(Element and box listings)

□ □ □ □ □

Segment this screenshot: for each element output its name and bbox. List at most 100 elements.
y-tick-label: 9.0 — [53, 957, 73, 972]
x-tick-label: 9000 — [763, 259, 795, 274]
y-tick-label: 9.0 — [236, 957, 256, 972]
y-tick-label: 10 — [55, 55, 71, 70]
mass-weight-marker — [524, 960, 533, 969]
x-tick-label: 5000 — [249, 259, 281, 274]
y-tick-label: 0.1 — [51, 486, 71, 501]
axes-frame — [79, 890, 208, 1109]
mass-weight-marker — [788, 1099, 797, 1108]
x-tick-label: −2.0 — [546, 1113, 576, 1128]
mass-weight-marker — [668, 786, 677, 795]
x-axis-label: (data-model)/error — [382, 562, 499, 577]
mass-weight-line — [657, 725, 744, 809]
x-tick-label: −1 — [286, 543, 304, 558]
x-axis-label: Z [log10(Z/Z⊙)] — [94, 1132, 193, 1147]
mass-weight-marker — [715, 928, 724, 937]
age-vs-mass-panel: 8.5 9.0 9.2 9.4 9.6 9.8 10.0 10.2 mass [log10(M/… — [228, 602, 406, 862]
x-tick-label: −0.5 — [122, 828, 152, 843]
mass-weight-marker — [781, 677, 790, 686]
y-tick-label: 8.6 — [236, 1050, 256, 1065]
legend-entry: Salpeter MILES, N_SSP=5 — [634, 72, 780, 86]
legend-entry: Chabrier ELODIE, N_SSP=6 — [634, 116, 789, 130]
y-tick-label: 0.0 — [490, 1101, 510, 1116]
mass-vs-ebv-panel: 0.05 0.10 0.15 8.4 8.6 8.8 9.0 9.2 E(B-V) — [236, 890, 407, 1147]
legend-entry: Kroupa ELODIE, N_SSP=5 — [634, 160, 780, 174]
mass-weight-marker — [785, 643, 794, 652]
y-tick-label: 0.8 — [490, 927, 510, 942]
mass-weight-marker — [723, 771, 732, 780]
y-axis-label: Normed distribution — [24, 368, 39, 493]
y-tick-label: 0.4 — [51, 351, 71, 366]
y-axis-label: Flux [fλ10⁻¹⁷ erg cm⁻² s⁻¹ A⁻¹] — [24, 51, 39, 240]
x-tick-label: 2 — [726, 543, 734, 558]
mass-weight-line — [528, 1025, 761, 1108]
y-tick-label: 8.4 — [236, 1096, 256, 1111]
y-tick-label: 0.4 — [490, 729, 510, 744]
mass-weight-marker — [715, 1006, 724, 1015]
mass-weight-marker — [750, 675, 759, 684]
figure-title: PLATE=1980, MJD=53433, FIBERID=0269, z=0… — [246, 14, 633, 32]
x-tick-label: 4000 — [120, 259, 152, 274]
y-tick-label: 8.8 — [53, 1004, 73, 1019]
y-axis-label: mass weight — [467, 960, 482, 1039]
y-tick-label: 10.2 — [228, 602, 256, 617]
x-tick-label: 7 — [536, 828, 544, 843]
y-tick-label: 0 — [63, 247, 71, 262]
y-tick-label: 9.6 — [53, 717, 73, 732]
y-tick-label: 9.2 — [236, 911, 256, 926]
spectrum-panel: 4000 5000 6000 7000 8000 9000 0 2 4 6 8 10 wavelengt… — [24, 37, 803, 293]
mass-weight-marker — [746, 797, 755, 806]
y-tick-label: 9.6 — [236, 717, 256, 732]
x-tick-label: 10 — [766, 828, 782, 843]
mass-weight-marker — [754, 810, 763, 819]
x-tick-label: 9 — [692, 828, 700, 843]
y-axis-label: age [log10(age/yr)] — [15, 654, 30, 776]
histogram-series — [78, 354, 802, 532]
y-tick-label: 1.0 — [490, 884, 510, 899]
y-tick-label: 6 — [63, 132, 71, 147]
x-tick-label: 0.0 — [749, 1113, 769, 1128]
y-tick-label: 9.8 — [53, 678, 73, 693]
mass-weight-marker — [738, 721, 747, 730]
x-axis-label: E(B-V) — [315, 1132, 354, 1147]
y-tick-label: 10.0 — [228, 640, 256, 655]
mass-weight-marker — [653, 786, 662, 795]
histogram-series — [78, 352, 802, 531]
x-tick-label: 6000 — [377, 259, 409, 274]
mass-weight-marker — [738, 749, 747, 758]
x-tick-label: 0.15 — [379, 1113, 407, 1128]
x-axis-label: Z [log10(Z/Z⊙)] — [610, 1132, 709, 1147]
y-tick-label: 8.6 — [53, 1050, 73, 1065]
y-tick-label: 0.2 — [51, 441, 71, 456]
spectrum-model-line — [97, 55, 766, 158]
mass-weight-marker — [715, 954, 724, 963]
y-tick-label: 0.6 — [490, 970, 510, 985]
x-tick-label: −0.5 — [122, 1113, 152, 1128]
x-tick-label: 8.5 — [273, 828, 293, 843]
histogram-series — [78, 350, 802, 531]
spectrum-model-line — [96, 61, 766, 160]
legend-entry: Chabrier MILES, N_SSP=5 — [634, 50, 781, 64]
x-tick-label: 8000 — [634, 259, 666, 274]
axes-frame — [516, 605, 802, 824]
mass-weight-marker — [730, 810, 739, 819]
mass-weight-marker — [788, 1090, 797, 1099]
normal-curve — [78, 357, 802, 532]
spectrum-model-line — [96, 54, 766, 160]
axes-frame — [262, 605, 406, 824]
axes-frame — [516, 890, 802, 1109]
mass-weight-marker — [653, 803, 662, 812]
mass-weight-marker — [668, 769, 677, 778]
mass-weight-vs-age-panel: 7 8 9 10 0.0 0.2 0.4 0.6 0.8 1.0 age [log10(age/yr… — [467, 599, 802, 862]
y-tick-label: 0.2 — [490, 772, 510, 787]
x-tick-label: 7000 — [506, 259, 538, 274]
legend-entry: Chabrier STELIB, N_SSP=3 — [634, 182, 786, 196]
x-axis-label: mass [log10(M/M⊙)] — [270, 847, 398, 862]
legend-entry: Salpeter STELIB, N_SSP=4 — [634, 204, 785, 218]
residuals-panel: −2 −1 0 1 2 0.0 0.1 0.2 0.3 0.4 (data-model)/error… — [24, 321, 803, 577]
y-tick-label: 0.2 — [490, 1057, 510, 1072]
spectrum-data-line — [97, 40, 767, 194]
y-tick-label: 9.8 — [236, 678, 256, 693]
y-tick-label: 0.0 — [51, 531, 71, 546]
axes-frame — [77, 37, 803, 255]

□ □ □ □ □

→ **REQUIRED TASK**:
Write out every line of the listing above, unchanged and in the same order.

→ **EXERCISE RESPONSE**:
Segment this screenshot: for each element output its name and bbox. List at most 100 elements.
y-tick-label: 9.0 — [53, 957, 73, 972]
x-tick-label: 9000 — [763, 259, 795, 274]
y-tick-label: 9.0 — [236, 957, 256, 972]
y-tick-label: 10 — [55, 55, 71, 70]
mass-weight-marker — [524, 960, 533, 969]
x-tick-label: 5000 — [249, 259, 281, 274]
y-tick-label: 0.1 — [51, 486, 71, 501]
axes-frame — [79, 890, 208, 1109]
mass-weight-marker — [788, 1099, 797, 1108]
x-tick-label: −2.0 — [546, 1113, 576, 1128]
mass-weight-marker — [668, 786, 677, 795]
x-axis-label: (data-model)/error — [382, 562, 499, 577]
mass-weight-line — [657, 725, 744, 809]
x-tick-label: −1 — [286, 543, 304, 558]
x-axis-label: Z [log10(Z/Z⊙)] — [94, 1132, 193, 1147]
mass-weight-marker — [715, 928, 724, 937]
age-vs-mass-panel: 8.5 9.0 9.2 9.4 9.6 9.8 10.0 10.2 mass [log10(M/… — [228, 602, 406, 862]
x-tick-label: −0.5 — [122, 828, 152, 843]
mass-weight-marker — [781, 677, 790, 686]
y-tick-label: 8.6 — [236, 1050, 256, 1065]
legend-entry: Salpeter MILES, N_SSP=5 — [634, 72, 780, 86]
legend-entry: Chabrier ELODIE, N_SSP=6 — [634, 116, 789, 130]
y-tick-label: 0.0 — [490, 1101, 510, 1116]
mass-vs-ebv-panel: 0.05 0.10 0.15 8.4 8.6 8.8 9.0 9.2 E(B-V) — [236, 890, 407, 1147]
legend-entry: Kroupa ELODIE, N_SSP=5 — [634, 160, 780, 174]
mass-weight-marker — [785, 643, 794, 652]
y-tick-label: 0.8 — [490, 927, 510, 942]
mass-weight-marker — [723, 771, 732, 780]
y-axis-label: Normed distribution — [24, 368, 39, 493]
y-tick-label: 0.4 — [51, 351, 71, 366]
y-axis-label: Flux [fλ10⁻¹⁷ erg cm⁻² s⁻¹ A⁻¹] — [24, 51, 39, 240]
x-tick-label: 2 — [726, 543, 734, 558]
mass-weight-line — [528, 1025, 761, 1108]
y-tick-label: 8.4 — [236, 1096, 256, 1111]
y-tick-label: 0.4 — [490, 729, 510, 744]
mass-weight-marker — [715, 1006, 724, 1015]
mass-weight-marker — [750, 675, 759, 684]
figure-title: PLATE=1980, MJD=53433, FIBERID=0269, z=0… — [246, 14, 633, 32]
x-tick-label: 4000 — [120, 259, 152, 274]
y-tick-label: 8.8 — [53, 1004, 73, 1019]
y-axis-label: mass weight — [467, 960, 482, 1039]
y-tick-label: 10.2 — [228, 602, 256, 617]
x-tick-label: 7 — [536, 828, 544, 843]
y-tick-label: 0 — [63, 247, 71, 262]
y-tick-label: 9.6 — [53, 717, 73, 732]
y-tick-label: 9.2 — [236, 911, 256, 926]
spectrum-panel: 4000 5000 6000 7000 8000 9000 0 2 4 6 8 10 wavelengt… — [24, 37, 803, 293]
mass-weight-marker — [746, 797, 755, 806]
y-tick-label: 9.6 — [236, 717, 256, 732]
x-tick-label: 10 — [766, 828, 782, 843]
mass-weight-marker — [754, 810, 763, 819]
x-tick-label: 9 — [692, 828, 700, 843]
y-axis-label: age [log10(age/yr)] — [15, 654, 30, 776]
histogram-series — [78, 354, 802, 532]
y-tick-label: 1.0 — [490, 884, 510, 899]
y-tick-label: 6 — [63, 132, 71, 147]
x-tick-label: 0.0 — [749, 1113, 769, 1128]
y-tick-label: 9.8 — [53, 678, 73, 693]
mass-weight-marker — [738, 721, 747, 730]
x-axis-label: E(B-V) — [315, 1132, 354, 1147]
y-tick-label: 10.0 — [228, 640, 256, 655]
mass-weight-marker — [653, 786, 662, 795]
histogram-series — [78, 352, 802, 531]
x-tick-label: 6000 — [377, 259, 409, 274]
mass-weight-marker — [738, 749, 747, 758]
x-tick-label: 0.15 — [379, 1113, 407, 1128]
x-axis-label: Z [log10(Z/Z⊙)] — [610, 1132, 709, 1147]
y-tick-label: 8.6 — [53, 1050, 73, 1065]
y-tick-label: 0.2 — [51, 441, 71, 456]
spectrum-model-line — [97, 55, 766, 158]
mass-weight-marker — [715, 954, 724, 963]
y-tick-label: 0.6 — [490, 970, 510, 985]
x-tick-label: −0.5 — [122, 1113, 152, 1128]
x-tick-label: 8.5 — [273, 828, 293, 843]
histogram-series — [78, 350, 802, 531]
spectrum-model-line — [96, 61, 766, 160]
legend-entry: Chabrier MILES, N_SSP=5 — [634, 50, 781, 64]
x-tick-label: 8000 — [634, 259, 666, 274]
axes-frame — [516, 605, 802, 824]
mass-weight-marker — [730, 810, 739, 819]
mass-weight-marker — [788, 1090, 797, 1099]
normal-curve — [78, 357, 802, 532]
spectrum-model-line — [96, 54, 766, 160]
axes-frame — [262, 605, 406, 824]
axes-frame — [516, 890, 802, 1109]
mass-weight-marker — [653, 803, 662, 812]
mass-weight-marker — [668, 769, 677, 778]
mass-weight-vs-age-panel: 7 8 9 10 0.0 0.2 0.4 0.6 0.8 1.0 age [log10(age/yr… — [467, 599, 802, 862]
y-tick-label: 0.2 — [490, 772, 510, 787]
x-tick-label: 7000 — [506, 259, 538, 274]
legend-entry: Chabrier STELIB, N_SSP=3 — [634, 182, 786, 196]
x-axis-label: mass [log10(M/M⊙)] — [270, 847, 398, 862]
legend-entry: Salpeter STELIB, N_SSP=4 — [634, 204, 785, 218]
residuals-panel: −2 −1 0 1 2 0.0 0.1 0.2 0.3 0.4 (data-model)/error… — [24, 321, 803, 577]
y-tick-label: 0.2 — [490, 1057, 510, 1072]
spectrum-data-line — [97, 40, 767, 194]
y-tick-label: 9.8 — [236, 678, 256, 693]
y-tick-label: 0.0 — [51, 531, 71, 546]
axes-frame — [77, 37, 803, 255]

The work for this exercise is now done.